* The task
Report, word for word, every line of the material that contains "штапиків".

* Material supplied
☆ ☆ ☆ ☆ ☆ ☆ ☆

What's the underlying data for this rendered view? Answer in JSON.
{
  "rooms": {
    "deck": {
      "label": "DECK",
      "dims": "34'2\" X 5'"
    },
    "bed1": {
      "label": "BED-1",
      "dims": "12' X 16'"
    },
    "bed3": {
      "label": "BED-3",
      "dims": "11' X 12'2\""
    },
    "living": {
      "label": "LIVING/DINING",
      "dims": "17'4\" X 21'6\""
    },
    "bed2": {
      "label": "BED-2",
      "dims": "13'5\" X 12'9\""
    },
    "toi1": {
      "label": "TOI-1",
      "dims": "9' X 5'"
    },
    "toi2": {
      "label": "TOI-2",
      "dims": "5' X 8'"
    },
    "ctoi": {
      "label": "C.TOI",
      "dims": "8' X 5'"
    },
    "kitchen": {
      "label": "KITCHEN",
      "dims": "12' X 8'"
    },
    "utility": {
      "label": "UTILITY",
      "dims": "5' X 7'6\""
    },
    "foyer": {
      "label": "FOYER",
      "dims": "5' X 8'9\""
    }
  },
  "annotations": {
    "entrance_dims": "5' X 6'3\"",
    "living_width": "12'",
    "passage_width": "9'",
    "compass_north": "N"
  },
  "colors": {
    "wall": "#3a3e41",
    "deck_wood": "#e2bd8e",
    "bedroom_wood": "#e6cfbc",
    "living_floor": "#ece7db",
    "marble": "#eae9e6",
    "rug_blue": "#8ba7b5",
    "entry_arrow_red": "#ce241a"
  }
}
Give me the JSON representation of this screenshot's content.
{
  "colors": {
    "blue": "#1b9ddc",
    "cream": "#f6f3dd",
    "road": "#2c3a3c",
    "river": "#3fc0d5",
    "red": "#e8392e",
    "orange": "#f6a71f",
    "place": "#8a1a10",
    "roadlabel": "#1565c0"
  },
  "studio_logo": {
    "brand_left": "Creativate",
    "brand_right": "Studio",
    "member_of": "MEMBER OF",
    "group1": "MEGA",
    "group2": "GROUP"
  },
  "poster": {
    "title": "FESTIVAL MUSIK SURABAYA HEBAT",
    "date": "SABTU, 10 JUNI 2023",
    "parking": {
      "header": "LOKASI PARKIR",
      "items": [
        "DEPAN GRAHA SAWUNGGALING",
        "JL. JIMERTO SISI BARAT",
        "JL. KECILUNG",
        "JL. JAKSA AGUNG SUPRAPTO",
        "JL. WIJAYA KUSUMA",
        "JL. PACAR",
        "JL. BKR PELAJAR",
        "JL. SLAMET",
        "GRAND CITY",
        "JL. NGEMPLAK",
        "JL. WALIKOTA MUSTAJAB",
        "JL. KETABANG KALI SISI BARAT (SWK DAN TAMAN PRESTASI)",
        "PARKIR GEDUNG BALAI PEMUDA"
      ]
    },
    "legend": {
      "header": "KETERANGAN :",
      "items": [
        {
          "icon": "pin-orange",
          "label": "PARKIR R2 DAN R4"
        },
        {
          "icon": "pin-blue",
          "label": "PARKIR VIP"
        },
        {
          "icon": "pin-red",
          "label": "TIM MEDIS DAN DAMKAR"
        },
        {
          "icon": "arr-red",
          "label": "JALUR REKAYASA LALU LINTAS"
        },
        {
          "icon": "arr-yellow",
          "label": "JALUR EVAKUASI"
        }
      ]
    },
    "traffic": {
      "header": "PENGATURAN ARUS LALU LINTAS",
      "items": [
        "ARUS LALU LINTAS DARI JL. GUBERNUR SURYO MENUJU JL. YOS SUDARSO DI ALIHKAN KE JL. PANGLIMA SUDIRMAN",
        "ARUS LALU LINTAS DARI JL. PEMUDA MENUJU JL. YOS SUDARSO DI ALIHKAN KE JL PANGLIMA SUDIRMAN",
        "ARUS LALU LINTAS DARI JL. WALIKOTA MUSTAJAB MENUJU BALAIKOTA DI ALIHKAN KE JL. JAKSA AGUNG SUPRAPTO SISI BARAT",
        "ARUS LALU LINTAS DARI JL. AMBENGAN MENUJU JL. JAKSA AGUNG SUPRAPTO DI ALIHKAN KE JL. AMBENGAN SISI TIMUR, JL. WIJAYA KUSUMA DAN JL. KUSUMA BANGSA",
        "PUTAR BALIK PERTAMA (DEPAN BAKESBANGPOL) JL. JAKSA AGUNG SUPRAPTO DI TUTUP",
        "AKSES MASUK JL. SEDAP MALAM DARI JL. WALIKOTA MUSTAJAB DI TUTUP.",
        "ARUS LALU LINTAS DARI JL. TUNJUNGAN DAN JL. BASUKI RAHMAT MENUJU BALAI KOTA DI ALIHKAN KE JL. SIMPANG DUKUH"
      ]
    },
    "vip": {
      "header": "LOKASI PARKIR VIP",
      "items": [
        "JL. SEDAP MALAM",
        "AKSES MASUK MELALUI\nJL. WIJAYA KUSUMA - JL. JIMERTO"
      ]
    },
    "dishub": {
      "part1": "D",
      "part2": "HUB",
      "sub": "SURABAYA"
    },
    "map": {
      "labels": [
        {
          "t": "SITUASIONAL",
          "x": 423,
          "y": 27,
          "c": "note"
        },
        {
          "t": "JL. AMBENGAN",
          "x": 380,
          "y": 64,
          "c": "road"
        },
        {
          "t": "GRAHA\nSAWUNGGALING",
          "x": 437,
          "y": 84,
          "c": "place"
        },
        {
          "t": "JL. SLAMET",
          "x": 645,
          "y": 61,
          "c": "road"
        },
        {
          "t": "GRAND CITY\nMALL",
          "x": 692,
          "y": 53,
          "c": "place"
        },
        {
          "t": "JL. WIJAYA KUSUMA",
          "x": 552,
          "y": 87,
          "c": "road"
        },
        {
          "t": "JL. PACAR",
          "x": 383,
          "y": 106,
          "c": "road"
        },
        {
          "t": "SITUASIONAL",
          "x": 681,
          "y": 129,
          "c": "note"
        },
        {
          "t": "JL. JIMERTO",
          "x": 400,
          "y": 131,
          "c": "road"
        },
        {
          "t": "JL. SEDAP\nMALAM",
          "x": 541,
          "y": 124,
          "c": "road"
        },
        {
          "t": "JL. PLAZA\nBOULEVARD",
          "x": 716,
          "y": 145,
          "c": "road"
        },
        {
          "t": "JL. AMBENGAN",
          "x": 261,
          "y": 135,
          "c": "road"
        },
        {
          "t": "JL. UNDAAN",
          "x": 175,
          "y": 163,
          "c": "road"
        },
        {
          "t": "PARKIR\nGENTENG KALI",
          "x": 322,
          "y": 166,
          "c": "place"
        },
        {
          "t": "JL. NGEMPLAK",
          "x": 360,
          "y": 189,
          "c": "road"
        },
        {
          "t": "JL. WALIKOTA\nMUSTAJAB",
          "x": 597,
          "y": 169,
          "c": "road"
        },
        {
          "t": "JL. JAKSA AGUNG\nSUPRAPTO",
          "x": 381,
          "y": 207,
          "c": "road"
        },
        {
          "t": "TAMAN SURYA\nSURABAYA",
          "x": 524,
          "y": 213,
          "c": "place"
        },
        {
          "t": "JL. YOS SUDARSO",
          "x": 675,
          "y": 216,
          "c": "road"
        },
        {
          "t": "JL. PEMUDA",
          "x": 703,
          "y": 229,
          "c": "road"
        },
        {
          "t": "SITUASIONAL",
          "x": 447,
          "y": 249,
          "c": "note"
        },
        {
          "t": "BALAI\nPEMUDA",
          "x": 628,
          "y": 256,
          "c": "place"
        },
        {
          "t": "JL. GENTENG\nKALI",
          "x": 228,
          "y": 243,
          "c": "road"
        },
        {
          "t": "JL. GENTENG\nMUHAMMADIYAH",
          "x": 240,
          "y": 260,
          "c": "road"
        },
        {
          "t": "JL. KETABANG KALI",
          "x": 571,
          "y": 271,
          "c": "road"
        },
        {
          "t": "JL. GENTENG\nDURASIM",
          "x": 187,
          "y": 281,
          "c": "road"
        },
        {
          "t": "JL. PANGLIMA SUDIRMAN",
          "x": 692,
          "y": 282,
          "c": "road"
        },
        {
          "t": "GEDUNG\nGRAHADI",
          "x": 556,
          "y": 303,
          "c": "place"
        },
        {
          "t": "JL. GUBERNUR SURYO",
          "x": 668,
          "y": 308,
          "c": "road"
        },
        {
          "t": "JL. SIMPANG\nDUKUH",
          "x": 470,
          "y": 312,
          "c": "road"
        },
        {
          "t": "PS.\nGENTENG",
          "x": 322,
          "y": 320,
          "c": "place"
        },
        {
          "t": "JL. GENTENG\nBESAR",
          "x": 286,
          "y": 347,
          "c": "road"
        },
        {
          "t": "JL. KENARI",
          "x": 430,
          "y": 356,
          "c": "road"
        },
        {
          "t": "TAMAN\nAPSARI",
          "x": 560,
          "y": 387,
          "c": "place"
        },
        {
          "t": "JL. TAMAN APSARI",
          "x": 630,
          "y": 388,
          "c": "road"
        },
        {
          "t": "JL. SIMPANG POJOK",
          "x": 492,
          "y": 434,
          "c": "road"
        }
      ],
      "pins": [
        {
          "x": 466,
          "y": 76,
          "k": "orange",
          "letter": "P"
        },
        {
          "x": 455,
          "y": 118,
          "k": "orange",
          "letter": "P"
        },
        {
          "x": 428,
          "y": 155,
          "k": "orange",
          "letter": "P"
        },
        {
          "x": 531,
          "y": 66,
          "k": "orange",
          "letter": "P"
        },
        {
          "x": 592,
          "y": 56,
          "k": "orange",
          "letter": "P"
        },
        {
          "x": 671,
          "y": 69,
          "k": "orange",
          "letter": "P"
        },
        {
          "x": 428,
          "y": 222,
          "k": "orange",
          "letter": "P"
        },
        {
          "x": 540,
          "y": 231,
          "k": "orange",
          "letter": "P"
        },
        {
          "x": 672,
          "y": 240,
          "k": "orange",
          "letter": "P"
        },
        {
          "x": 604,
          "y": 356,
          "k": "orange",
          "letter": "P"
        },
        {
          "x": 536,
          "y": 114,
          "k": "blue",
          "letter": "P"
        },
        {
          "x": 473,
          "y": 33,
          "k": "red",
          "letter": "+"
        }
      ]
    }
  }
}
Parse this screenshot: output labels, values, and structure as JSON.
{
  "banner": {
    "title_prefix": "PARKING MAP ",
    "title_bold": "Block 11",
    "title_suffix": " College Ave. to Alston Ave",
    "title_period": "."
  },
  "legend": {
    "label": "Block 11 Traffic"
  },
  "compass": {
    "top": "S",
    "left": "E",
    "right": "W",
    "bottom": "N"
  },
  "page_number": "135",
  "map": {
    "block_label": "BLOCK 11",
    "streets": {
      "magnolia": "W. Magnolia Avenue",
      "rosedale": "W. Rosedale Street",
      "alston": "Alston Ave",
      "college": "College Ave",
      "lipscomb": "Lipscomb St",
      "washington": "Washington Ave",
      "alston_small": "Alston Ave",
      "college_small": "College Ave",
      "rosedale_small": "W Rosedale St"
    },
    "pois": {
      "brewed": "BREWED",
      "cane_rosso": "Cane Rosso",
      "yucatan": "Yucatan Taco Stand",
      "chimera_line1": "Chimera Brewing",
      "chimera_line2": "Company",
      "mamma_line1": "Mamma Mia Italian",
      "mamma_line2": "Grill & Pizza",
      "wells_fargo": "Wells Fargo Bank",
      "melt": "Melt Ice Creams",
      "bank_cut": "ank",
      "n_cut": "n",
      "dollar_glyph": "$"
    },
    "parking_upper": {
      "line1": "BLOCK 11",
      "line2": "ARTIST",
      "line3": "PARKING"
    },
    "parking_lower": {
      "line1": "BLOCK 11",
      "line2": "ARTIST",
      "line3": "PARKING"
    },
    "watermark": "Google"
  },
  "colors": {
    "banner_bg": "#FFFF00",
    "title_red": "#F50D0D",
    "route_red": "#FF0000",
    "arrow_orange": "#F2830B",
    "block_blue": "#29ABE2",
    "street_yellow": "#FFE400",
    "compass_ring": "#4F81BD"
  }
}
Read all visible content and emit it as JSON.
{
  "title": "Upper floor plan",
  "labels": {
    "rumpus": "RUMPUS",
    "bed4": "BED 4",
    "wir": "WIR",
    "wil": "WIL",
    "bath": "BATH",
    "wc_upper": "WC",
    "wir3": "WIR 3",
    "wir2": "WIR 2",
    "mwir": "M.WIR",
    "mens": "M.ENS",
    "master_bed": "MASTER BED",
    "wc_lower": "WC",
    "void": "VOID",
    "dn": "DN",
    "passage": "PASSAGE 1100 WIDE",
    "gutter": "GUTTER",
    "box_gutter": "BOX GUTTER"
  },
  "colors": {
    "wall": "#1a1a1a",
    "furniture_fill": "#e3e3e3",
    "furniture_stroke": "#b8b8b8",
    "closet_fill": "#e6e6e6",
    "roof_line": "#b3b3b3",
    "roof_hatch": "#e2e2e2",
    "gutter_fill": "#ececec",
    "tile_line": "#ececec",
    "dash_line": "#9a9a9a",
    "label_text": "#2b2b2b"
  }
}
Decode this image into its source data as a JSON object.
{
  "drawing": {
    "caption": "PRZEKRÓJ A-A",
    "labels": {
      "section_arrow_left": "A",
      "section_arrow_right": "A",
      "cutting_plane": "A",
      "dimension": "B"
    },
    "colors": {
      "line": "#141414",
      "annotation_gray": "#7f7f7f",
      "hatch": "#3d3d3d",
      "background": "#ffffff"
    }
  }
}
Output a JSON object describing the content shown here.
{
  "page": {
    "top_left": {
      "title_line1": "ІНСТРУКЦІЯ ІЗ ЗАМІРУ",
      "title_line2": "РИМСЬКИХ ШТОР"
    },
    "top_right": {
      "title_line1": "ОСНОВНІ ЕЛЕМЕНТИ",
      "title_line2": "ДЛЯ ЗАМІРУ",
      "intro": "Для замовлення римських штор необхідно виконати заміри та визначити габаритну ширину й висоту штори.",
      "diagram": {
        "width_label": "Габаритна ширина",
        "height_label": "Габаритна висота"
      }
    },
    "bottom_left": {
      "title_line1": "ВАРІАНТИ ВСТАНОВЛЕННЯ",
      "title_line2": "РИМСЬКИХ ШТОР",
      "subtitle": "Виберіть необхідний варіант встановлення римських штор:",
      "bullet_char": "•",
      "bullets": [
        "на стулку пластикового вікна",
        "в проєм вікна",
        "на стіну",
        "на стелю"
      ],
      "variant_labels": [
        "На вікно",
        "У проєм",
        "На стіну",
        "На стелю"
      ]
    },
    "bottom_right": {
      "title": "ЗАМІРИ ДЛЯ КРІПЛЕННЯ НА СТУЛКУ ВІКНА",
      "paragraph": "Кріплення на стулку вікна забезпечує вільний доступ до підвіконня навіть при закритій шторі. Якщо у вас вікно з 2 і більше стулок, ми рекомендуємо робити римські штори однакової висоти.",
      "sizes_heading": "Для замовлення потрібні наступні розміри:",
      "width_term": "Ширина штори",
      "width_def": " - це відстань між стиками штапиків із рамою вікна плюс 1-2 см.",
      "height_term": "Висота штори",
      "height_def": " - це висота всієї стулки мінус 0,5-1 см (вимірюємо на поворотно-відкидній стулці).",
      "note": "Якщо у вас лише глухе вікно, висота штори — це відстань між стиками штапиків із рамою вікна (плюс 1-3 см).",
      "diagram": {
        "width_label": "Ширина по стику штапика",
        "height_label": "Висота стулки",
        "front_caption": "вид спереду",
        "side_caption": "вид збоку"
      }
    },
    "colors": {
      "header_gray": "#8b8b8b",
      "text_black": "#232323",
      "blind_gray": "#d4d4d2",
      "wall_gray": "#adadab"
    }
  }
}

☆ ☆ ☆ ☆ ☆ ☆ ☆

* The completed task
      "width_def": " - це відстань між стиками штапиків із рамою вікна плюс 1-2 см.",
      "note": "Якщо у вас лише глухе вікно, висота штори — це відстань між стиками штапиків із рамою вікна (плюс 1-3 см).",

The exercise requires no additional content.